• [TEXTO DO DOCUMENTO]
..........
3ª Feijoada dos Pretos Velhos fortalece cultura viva, ancestralidade e atuação em rede em Araxá
por Jhobert Rodrigues
No dia 09 de maio de 2026, a Fundação Cultural Calmon Barreto, em Araxá/MG, recebeu a realização da 3ª Feijoada dos Pretos Velhos, promovida pelo Instituto Afrobeja de Arte, Cultura e Educação, através da articulação em rede da Rede Cultural Àṣẹ Araxá. Mais do que um evento cultural, a Feijoada dos Pretos Velhos se consolidou como um importante espaço de fortalecimento comunitário, valorização da cultura afro-brasileira, preservação da memória ancestral e atuação coletiva entre comunidades tradicionais, pontos de cultura, coletivos culturais, povos originários e agentes culturais do território.A programação reuniu apresentações culturais, musicalidade ancestral, manifestações populares, intercâmbio de saberes tradicionais, gastronomia afro-brasileira e momentos de fortalecimento das redes culturais comunitárias.
Entre os destaques da programação estiveram o lançamento do Projeto “Mapa do Axé e do Rosário”, iniciativa voltada ao reconhecimento e valorização dos territórios tradicionais, comunidades de matriz africana e manifestações culturais populares de Araxá e região; a roda de capoeira da Associação Cultural Esportiva de Capoeira Zumbahia, conduzida pelo Mestre Petróleo; além do cortejo e manifestação cultural do Moçambique Rainha e do Reinado de Araxá, fortalecendo a presença das culturas populares afro-brasileiras no evento.
A atividade também promoveu intercâmbio cultural entre diferentes tradições e comunidades, contando com a participação de representantes das culturas afro-brasileiras, populares e indígenas, incluindo a presença da Associação Indígena Andaia e do Pajé Karkara-Uru, reafirmando a importância da diversidade cultural e do diálogo entre ancestralidades.
..........
Entradas do conjunto de dados
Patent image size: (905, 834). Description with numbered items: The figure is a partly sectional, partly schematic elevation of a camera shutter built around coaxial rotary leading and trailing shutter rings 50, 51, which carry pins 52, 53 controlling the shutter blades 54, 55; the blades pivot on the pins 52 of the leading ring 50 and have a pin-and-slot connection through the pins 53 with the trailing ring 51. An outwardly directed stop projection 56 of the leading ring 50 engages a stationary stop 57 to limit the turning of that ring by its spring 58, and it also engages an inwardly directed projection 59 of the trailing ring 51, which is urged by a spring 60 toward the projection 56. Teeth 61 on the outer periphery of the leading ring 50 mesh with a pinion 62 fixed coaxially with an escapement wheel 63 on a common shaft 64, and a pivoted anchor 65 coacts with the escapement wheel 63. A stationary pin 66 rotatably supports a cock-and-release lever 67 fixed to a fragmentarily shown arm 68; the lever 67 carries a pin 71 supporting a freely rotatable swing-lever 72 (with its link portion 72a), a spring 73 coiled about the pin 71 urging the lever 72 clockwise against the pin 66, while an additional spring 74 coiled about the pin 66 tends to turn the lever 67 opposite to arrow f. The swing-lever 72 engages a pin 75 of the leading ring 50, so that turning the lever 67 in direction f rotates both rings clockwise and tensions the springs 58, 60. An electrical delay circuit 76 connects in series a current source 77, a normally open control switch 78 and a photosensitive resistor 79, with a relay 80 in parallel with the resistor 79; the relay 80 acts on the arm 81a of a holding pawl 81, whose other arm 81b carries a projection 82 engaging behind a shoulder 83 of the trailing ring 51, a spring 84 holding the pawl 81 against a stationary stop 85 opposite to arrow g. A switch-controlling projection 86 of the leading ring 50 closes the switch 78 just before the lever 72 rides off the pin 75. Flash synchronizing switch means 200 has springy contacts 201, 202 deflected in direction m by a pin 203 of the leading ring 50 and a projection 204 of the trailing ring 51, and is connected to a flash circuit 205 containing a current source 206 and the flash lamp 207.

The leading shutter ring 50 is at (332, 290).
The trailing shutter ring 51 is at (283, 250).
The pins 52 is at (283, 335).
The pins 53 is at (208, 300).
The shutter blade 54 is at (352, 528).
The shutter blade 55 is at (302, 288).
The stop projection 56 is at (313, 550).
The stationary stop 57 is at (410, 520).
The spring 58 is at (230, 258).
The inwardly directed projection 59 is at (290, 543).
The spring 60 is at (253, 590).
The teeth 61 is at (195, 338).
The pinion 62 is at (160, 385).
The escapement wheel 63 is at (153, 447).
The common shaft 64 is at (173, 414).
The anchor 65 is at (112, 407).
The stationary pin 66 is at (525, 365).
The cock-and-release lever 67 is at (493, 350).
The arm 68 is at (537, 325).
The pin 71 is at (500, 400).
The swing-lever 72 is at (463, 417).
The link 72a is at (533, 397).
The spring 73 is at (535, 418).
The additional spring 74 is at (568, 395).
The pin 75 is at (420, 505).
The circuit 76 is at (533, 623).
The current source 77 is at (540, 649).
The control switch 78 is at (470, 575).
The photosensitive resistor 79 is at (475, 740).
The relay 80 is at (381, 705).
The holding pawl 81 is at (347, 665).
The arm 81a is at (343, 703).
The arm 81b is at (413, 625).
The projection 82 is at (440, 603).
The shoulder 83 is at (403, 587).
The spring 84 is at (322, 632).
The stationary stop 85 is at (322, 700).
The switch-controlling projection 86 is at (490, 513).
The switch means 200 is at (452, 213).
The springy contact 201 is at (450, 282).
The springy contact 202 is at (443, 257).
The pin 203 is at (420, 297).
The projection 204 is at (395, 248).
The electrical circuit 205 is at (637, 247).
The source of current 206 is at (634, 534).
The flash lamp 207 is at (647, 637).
..........
• [INSTRUÇÕES DO EXERCÍCIO]
A. Responda às perguntas abaixo com base no texto sobre a Feijoada dos Pretos Velhos.
(i) Em que data a 3ª Feijoada dos Pretos Velhos foi realizada?
(ii) Quem conduziu a roda de capoeira da Associação Cultural Esportiva de Capoeira Zumbahia?
(iii) Qual associação indígena esteve presente na atividade?
B. Atualize o texto sobre a Feijoada dos Pretos Velhos, reescrevendo o trecho que começa em "Entre os destaques" e vai até "afro-brasileiras no evento.", com "cortejo" substituído por "desfile".

• [RESPOSTAS FORNECIDAS]
A.
(i) Em 09 de maio de 2026.
(ii) O Mestre Petróleo.
(iii) A Associação Indígena Andaia.

B.
Entre os destaques da programação estiveram o lançamento do Projeto “Mapa do Axé e do Rosário”, iniciativa voltada ao reconhecimento e valorização dos territórios tradicionais, comunidades de matriz africana e manifestações culturais populares de Araxá e região; a roda de capoeira da Associação Cultural Esportiva de Capoeira Zumbahia, conduzida pelo Mestre Petróleo; além do desfile e manifestação cultural do Moçambique Rainha e do Reinado de Araxá, fortalecendo a presença das culturas populares afro-brasileiras no evento.